[Entries supplied]
————————

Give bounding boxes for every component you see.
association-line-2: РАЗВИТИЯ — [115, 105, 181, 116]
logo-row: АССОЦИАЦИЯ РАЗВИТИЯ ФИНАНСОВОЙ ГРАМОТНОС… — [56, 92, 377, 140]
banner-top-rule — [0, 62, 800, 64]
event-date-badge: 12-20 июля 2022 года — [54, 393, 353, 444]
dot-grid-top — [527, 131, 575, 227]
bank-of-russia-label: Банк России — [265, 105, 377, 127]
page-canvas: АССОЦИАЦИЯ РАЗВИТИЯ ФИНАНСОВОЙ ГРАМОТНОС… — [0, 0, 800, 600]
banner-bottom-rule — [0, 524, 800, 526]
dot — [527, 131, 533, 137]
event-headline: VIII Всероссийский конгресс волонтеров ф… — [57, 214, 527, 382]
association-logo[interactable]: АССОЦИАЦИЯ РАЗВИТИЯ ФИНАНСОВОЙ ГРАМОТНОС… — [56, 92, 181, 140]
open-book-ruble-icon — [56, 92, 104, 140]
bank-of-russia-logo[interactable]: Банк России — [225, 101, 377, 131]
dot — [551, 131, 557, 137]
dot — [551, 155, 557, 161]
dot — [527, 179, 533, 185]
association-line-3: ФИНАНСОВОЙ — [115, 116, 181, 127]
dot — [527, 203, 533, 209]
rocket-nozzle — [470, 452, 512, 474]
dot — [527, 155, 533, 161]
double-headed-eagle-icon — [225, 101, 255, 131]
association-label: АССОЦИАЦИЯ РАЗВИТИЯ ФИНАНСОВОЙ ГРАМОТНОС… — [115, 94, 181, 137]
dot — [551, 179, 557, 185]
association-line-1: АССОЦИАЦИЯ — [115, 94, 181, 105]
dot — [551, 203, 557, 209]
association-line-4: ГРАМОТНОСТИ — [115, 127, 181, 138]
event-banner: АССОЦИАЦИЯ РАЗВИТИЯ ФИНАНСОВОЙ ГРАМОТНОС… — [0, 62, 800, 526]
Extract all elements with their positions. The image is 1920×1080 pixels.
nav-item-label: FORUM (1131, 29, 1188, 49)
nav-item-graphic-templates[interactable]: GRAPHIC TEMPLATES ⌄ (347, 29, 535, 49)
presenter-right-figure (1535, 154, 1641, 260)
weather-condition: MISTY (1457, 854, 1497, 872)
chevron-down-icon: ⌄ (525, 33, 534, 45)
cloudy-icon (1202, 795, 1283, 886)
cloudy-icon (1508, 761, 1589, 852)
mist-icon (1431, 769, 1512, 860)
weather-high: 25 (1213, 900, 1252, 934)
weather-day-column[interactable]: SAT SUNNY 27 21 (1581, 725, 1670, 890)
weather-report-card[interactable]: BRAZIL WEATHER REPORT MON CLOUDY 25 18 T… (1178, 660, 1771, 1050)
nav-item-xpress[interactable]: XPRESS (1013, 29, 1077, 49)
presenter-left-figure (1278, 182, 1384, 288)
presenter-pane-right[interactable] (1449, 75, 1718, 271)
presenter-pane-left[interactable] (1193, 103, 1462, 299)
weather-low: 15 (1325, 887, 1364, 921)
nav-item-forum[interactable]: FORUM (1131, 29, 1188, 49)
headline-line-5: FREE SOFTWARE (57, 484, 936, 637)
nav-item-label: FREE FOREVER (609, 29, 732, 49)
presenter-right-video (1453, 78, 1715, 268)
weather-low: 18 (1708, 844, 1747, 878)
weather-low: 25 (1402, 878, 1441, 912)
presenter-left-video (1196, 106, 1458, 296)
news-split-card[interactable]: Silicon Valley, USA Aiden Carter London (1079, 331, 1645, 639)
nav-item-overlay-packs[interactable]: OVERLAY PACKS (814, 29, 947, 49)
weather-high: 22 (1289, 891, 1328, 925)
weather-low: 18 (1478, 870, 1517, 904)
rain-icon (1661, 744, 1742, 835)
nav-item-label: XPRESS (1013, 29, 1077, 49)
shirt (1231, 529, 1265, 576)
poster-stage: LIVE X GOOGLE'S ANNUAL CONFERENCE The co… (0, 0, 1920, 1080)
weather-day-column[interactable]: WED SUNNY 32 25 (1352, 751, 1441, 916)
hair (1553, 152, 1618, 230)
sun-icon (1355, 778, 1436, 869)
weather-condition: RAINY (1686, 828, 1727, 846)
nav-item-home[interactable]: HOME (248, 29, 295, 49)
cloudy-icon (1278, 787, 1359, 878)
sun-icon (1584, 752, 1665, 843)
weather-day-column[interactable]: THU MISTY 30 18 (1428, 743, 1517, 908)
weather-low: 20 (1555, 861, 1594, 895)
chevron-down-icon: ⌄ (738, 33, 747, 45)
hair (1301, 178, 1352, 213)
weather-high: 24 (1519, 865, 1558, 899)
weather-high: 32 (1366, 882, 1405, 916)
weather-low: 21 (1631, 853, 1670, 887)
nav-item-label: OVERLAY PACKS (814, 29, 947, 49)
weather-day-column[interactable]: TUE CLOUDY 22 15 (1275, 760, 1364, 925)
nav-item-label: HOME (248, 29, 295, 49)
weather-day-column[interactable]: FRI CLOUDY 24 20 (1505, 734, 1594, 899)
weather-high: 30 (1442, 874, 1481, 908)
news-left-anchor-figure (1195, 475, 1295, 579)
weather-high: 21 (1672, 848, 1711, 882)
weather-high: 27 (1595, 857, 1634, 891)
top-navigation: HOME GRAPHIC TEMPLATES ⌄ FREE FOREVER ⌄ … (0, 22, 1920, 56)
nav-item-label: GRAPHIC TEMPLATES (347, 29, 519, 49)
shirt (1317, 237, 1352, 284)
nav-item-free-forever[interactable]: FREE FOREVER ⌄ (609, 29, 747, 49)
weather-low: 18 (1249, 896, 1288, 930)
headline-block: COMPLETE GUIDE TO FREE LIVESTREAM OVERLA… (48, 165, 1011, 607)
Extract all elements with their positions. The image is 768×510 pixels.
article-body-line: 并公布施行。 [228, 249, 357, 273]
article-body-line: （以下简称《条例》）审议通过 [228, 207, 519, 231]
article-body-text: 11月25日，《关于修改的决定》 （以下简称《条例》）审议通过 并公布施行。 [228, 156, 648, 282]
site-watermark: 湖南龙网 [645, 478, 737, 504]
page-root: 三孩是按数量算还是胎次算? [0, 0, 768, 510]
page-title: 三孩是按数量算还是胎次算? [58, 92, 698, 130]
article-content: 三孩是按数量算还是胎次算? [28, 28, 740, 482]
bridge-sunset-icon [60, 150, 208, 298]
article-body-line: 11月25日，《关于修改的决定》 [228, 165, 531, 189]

————————

[Stated problem]
Identify every line in the entries that contains the string "video", matching case exactly, and copy each of those lines.

[Response to this exercise]
presenter-right-video (1453, 78, 1715, 268)
presenter-left-video (1196, 106, 1458, 296)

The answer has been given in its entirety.